◆ WRITTEN REQUEST ◆
Go through the entries and say how many lines contain the string "消失的时间". The number is the whole answer.

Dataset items
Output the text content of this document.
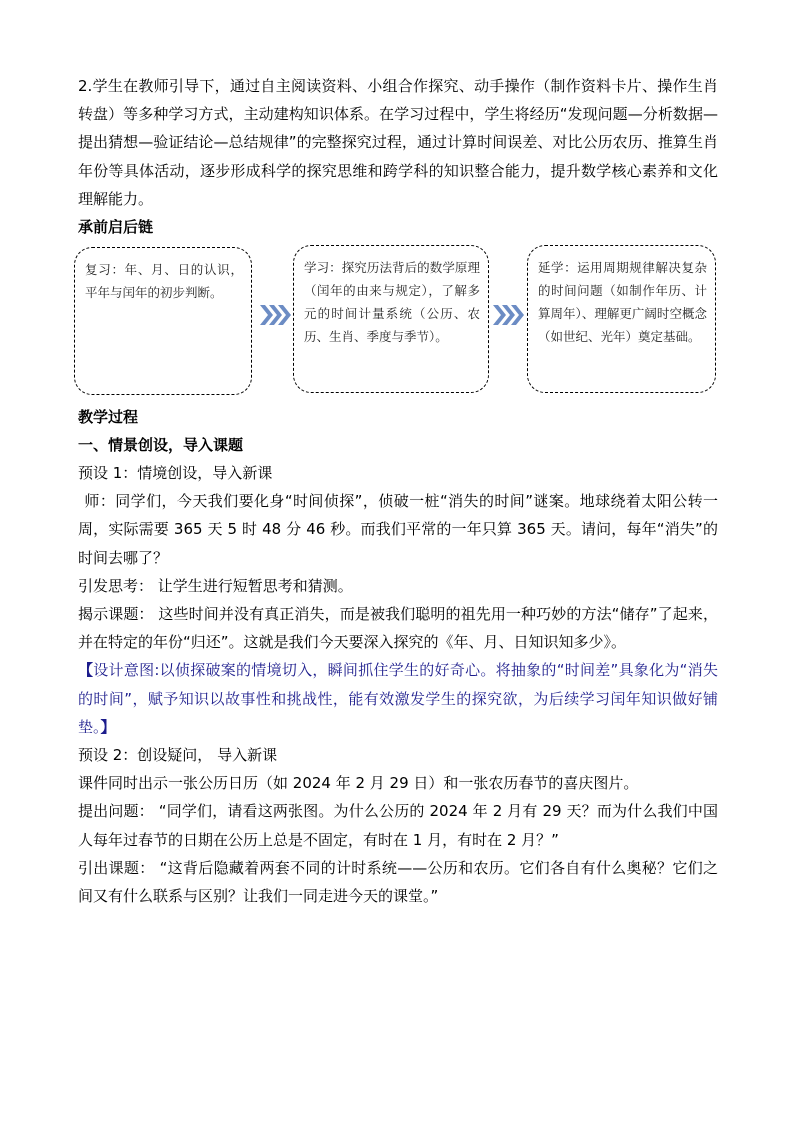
2.学生在教师引导下，通过自主阅读资料、小组合作探究、动手操作（制作资料卡片、操作生肖转盘）等多种学习方式，主动建构知识体系。在学习过程中，学生将经历“发现问题—分析数据—提出猜想—验证结论—总结规律”的完整探究过程，通过计算时间误差、对比公历农历、推算生肖年份等具体活动，逐步形成科学的探究思维和跨学科的知识整合能力，提升数学核心素养和文化理解能力。

承前启后链

复习：年、月、日的认识，平年与闰年的初步判断。
学习：探究历法背后的数学原理（闰年的由来与规定），了解多元的时间计量系统（公历、农历、生肖、季度与季节）。
延学：运用周期规律解决复杂的时间问题（如制作年历、计算周年）、理解更广阔时空概念（如世纪、光年）奠定基础。

教学过程

一、情景创设，导入课题

预设 1：情境创设，导入新课

师：同学们，今天我们要化身“时间侦探”，侦破一桩“消失的时间”谜案。地球绕着太阳公转一周，实际需要 365 天 5 时 48 分 46 秒。而我们平常的一年只算 365 天。请问，每年“消失”的时间去哪了？

引发思考： 让学生进行短暂思考和猜测。

揭示课题： 这些时间并没有真正消失，而是被我们聪明的祖先用一种巧妙的方法“储存”了起来，并在特定的年份“归还”。这就是我们今天要深入探究的《年、月、日知识知多少》。

【设计意图:以侦探破案的情境切入，瞬间抓住学生的好奇心。将抽象的“时间差”具象化为“消失的时间”，赋予知识以故事性和挑战性，能有效激发学生的探究欲，为后续学习闰年知识做好铺垫。】

预设 2：创设疑问， 导入新课

课件同时出示一张公历日历（如 2024 年 2 月 29 日）和一张农历春节的喜庆图片。

提出问题： “同学们，请看这两张图。为什么公历的 2024 年 2 月有 29 天？而为什么我们中国人每年过春节的日期在公历上总是不固定，有时在 1 月，有时在 2 月？”

引出课题： “这背后隐藏着两套不同的计时系统——公历和农历。它们各自有什么奥秘？它们之间又有什么联系与区别？让我们一同走进今天的课堂。”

◆ THE RESPONSE ◆
2